- _原文摘录_:
━━━━━━━━━━━━━━━━━━━━

天年好,地裡蔬菜凍着風幹着,市面上的價錢用分值計算。那年天旱雨水稀缺,莊稼蔬菜,依父親的話說,和鬼毛一樣。年根回家過年,惦着餃子餡,惦着臊子湯的料。不畏路途遙遙,背了半編織袋紅蘿蔔白蘿蔔回家過年。弓背流汗,爬長長的黃土坡,鄰居伸長脖子打探背的啥好東西,我喘着粗氣說是:蘿蔔。先是疑惑,後是釋然,大家盯着春夏秋冬沒落雨的天,到了年關,天還是賊亮着。
年除夕夜,次年初一清晨,鞭炮聲稀疏還是稠密。我祖父在世時,除夕初一,用他老人家的耳朵總結過去的一年,爆竹聲像長時間炒豆子一樣,這過去的一年是豐年,反之,年景不好。
無論豐歉,初一的餃子,透着誘人的香味,包藏着新的希翼和盼頭。
三
除夕年夜飯吃過,或晴或雪,夜并不覺得太冷,無雪的天幕深藍深藍,耀着金色的星宿,地上的曠野地上的村舍地上的窯院黑着暗着。人家在無電的取亮的年月,微弱的燈盞光亮着半炕炕明。有了電燈,又惜電,舍不得大功率的燈泡照亮,即使舍得窮年不窮節,電壓低負荷大,家家開燈,光亮暗去了許多。
地上鋪着雪,天上落着白白的雪花,院落裡明着亮着。
主家擺設香案,香案并非專用的,素日炕桌,置于院中。桌上盤裡擺放着點一對紅點的饅頭,面塑的豬頭,豬頭咀裡噙着紅棗,棗籃也是面塑的。升子裡裝着麥麸黃紙封口,燃一把香,一一插到權當香爐的升子裡。主家燃一沓黃表,向北叩三個頭。這儀式是獻爺,是敬天地諸神,是感謝是祈求冥冥中神靈的庇佑。在久遠的年代,在大戶人家的府第,供品要豐盛的多,祭器也是講究的很,禮節同樣隆重不少。到了民間的小戶人家到了不看重神靈的唯物時代,這獻爺的民俗式微了,大概隻有少數人家如此做派了吧。
紅紅的香火在暗夜裡亮着,遇風又光亮了許多,香煙氤氲着,釀造着節日的氣氛。

━━━━━━━━━━━━━━━━━━━━

- _任务 A_: 请重写记录中从开头到含有“Text: 25%: 25% — [155, 340, 310, 375]”的那一行为止的部分，首尾两行都包括在内。其中的“bboxes”替换为“bounding boxes”，其余内容保持不变，答案中不要写入图片。

━━━━━━━━━━━━━━━━━━━━

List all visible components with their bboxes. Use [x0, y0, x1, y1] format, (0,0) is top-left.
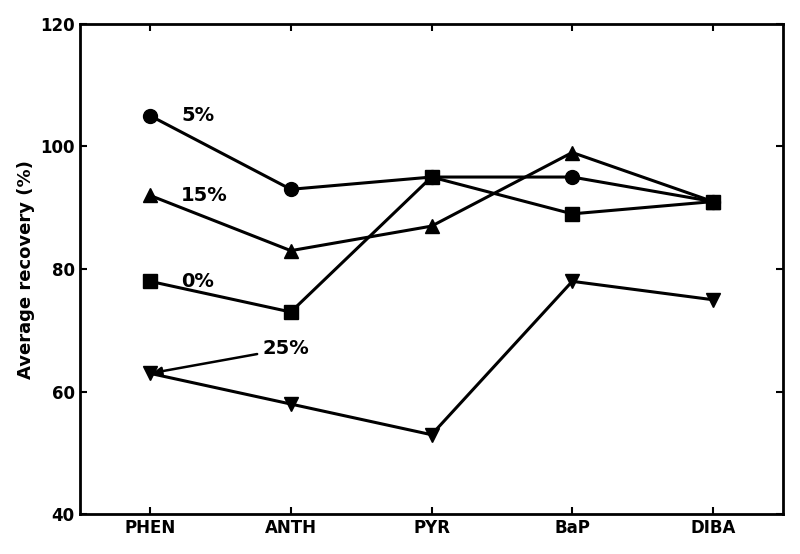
Text: 0%: 0% — [181, 272, 214, 291]
Text: 15%: 15% — [181, 186, 228, 205]
Text: 5%: 5% — [181, 106, 214, 125]
Y-axis label: Average recovery (%): Average recovery (%) — [17, 160, 34, 378]
Text: 25%: 25% — [155, 340, 310, 375]
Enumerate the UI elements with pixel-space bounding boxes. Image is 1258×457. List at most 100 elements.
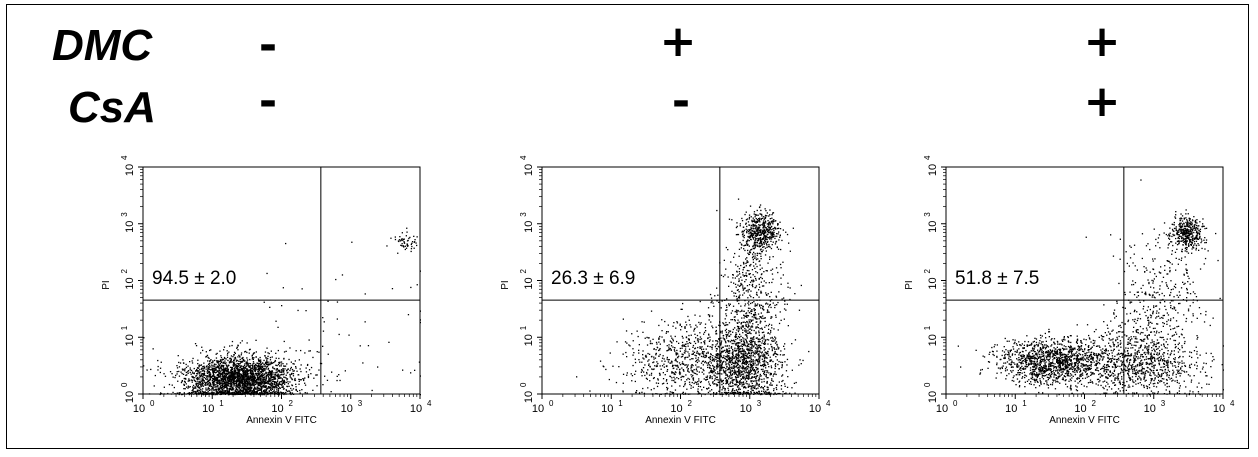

━━━━━━━━━━━━━━━━━━━━

- _任务 B_: 请从关于过年习俗的原文中一字不改地抄出从“主家擺設香案,香案并非專用的”到“紅紅的香火在暗夜裡亮着,遇風又光亮了許多,香煙氤氲着,釀造着節日的氣氛。”的这一段。

- _参考解答 A_:
List all visible components with their bounding boxes. Use [x0, y0, x1, y1] format, (0,0) is top-left.
Text: 0%: 0% — [181, 272, 214, 291]
Text: 15%: 15% — [181, 186, 228, 205]
Text: 5%: 5% — [181, 106, 214, 125]
Y-axis label: Average recovery (%): Average recovery (%) — [17, 160, 34, 378]
Text: 25%: 25% — [155, 340, 310, 375]

- _参考解答 B_:
主家擺設香案,香案并非專用的,素日炕桌,置于院中。桌上盤裡擺放着點一對紅點的饅頭,面塑的豬頭,豬頭咀裡噙着紅棗,棗籃也是面塑的。升子裡裝着麥麸黃紙封口,燃一把香,一一插到權當香爐的升子裡。主家燃一沓黃表,向北叩三個頭。這儀式是獻爺,是敬天地諸神,是感謝是祈求冥冥中神靈的庇佑。在久遠的年代,在大戶人家的府第,供品要豐盛的多,祭器也是講究的很,禮節同樣隆重不少。到了民間的小戶人家到了不看重神靈的唯物時代,這獻爺的民俗式微了,大概隻有少數人家如此做派了吧。
紅紅的香火在暗夜裡亮着,遇風又光亮了許多,香煙氤氲着,釀造着節日的氣氛。